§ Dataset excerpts
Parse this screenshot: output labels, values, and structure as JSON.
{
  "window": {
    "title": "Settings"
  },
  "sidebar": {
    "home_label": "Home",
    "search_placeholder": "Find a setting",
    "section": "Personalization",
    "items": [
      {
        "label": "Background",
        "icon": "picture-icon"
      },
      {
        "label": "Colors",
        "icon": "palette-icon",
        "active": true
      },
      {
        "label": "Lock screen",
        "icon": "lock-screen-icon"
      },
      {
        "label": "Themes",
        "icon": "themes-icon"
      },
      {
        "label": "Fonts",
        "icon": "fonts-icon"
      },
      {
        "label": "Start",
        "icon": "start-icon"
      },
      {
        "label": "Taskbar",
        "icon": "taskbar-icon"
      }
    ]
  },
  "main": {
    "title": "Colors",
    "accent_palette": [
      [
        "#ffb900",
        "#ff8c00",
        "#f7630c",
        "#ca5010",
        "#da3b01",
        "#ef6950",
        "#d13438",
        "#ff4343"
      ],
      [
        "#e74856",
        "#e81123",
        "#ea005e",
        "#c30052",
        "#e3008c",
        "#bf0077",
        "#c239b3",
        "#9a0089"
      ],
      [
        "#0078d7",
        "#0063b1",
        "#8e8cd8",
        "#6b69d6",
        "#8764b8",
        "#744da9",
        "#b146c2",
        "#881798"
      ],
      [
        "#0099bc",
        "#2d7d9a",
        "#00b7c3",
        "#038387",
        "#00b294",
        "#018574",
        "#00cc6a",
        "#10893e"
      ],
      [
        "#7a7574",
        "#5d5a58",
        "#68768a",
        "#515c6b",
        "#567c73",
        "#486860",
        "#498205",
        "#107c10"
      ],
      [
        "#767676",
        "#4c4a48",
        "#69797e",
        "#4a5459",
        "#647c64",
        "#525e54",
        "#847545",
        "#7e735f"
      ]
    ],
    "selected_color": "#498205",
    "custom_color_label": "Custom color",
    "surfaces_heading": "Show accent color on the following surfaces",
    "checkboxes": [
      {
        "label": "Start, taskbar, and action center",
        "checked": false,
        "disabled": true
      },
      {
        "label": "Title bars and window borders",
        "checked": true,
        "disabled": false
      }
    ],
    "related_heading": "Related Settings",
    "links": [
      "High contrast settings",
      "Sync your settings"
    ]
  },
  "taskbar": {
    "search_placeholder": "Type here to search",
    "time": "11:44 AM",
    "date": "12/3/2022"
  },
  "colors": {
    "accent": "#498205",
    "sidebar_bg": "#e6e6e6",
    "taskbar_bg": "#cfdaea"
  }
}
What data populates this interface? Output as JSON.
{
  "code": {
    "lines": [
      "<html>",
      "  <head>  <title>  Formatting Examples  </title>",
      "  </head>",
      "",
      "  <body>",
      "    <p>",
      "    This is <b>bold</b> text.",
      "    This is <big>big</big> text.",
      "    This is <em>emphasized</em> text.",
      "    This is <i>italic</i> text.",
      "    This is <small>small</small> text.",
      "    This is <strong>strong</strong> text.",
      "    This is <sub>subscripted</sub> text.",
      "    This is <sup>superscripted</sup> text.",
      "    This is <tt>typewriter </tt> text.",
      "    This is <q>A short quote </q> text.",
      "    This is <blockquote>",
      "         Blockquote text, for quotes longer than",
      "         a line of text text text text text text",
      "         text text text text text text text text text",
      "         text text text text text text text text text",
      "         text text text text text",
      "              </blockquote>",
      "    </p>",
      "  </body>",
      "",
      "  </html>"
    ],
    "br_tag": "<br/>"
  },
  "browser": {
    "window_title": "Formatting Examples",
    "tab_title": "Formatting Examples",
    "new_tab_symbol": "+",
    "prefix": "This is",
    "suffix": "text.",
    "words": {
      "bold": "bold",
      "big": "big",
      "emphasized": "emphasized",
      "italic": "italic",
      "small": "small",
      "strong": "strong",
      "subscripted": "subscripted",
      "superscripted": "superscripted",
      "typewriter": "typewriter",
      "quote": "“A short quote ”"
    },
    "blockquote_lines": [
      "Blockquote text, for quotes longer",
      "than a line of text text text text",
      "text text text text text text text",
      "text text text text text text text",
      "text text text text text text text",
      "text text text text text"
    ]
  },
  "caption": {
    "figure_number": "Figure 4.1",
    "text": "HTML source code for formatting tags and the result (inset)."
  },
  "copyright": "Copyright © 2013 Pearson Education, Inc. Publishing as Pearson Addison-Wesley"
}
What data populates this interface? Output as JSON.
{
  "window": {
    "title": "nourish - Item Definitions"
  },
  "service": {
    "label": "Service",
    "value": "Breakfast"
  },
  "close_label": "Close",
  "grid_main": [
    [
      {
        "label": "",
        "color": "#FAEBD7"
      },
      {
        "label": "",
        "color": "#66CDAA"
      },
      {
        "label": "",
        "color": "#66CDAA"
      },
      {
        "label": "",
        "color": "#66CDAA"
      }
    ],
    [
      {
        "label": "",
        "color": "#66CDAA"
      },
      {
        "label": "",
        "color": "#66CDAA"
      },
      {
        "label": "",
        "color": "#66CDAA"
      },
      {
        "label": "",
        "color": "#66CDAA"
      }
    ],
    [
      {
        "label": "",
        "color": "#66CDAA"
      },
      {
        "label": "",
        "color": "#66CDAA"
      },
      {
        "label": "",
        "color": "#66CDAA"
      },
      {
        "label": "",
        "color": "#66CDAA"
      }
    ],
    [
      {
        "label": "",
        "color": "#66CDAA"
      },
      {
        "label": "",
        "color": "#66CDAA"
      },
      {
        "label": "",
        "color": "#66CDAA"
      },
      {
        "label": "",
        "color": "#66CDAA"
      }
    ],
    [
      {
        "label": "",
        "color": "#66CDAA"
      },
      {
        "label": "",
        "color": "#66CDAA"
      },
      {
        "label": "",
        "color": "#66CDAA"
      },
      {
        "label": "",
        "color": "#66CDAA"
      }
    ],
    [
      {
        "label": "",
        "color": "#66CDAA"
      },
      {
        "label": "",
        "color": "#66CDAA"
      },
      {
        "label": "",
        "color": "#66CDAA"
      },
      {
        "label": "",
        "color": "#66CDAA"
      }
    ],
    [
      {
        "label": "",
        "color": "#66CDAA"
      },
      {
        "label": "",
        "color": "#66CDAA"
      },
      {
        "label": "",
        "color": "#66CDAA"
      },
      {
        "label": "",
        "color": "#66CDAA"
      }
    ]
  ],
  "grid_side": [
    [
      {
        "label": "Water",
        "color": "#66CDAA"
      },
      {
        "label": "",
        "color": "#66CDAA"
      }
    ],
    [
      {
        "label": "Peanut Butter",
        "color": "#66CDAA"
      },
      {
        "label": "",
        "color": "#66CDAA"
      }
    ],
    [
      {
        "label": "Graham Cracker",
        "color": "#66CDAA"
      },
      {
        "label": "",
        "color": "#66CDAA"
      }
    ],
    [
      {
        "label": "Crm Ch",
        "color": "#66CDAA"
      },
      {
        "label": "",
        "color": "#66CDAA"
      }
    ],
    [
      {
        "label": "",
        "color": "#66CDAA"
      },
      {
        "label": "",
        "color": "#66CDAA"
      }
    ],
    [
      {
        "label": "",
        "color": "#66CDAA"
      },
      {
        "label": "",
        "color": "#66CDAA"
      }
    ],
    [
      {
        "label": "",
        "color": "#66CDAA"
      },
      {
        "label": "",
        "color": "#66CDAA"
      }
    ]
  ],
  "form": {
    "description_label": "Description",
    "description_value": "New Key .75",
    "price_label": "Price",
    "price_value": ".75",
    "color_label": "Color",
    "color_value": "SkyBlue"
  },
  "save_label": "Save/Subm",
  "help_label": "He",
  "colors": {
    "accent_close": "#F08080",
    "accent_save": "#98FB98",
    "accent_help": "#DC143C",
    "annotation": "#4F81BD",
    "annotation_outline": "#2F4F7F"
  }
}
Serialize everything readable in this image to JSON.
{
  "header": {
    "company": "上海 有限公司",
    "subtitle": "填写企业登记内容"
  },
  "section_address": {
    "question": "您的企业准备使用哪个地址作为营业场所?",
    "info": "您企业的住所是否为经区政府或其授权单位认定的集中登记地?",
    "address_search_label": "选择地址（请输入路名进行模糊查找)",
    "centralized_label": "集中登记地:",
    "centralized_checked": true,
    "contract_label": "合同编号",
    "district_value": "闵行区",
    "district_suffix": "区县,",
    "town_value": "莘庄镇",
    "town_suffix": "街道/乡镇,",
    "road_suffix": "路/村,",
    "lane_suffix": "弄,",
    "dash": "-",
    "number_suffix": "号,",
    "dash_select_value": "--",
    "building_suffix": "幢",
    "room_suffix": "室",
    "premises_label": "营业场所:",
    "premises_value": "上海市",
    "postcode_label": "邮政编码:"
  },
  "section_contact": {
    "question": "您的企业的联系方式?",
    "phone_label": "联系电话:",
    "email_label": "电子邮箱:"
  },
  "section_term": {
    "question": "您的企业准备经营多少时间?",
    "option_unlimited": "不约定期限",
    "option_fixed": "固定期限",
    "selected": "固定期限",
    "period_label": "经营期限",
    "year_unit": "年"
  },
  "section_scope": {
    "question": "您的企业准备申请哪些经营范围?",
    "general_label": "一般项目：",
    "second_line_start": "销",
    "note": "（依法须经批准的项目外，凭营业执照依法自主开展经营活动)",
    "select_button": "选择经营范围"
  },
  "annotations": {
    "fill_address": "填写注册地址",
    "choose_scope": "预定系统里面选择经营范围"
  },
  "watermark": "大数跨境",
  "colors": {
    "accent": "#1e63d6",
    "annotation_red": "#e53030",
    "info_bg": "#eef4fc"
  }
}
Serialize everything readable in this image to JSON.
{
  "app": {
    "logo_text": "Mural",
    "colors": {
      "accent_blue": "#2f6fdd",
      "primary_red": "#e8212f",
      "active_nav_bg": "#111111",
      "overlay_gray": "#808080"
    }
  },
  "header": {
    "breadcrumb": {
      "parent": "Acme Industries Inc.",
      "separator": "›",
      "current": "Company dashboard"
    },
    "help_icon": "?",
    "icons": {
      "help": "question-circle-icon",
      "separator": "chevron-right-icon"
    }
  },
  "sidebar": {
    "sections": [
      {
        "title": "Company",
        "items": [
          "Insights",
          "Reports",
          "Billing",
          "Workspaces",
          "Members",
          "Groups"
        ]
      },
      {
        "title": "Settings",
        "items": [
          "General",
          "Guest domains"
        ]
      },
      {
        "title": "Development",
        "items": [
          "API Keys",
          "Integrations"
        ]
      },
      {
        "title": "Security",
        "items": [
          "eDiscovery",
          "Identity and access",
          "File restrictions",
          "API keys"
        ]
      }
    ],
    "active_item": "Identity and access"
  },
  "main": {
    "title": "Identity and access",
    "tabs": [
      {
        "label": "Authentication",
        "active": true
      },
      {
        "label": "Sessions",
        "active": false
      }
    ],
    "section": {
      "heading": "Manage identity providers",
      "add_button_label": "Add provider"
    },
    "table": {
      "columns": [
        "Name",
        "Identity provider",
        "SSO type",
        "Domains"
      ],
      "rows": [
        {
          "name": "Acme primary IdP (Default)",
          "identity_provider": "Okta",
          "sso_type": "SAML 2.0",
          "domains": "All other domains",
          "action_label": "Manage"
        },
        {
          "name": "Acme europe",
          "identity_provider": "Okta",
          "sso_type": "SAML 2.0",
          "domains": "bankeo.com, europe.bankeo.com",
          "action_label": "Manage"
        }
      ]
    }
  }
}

§ WHAT YOU HAVE TO DO
Copy out the lines that hold "italic".

§ RESPONSE
      "    This is <i>italic</i> text.",
      "italic": "italic",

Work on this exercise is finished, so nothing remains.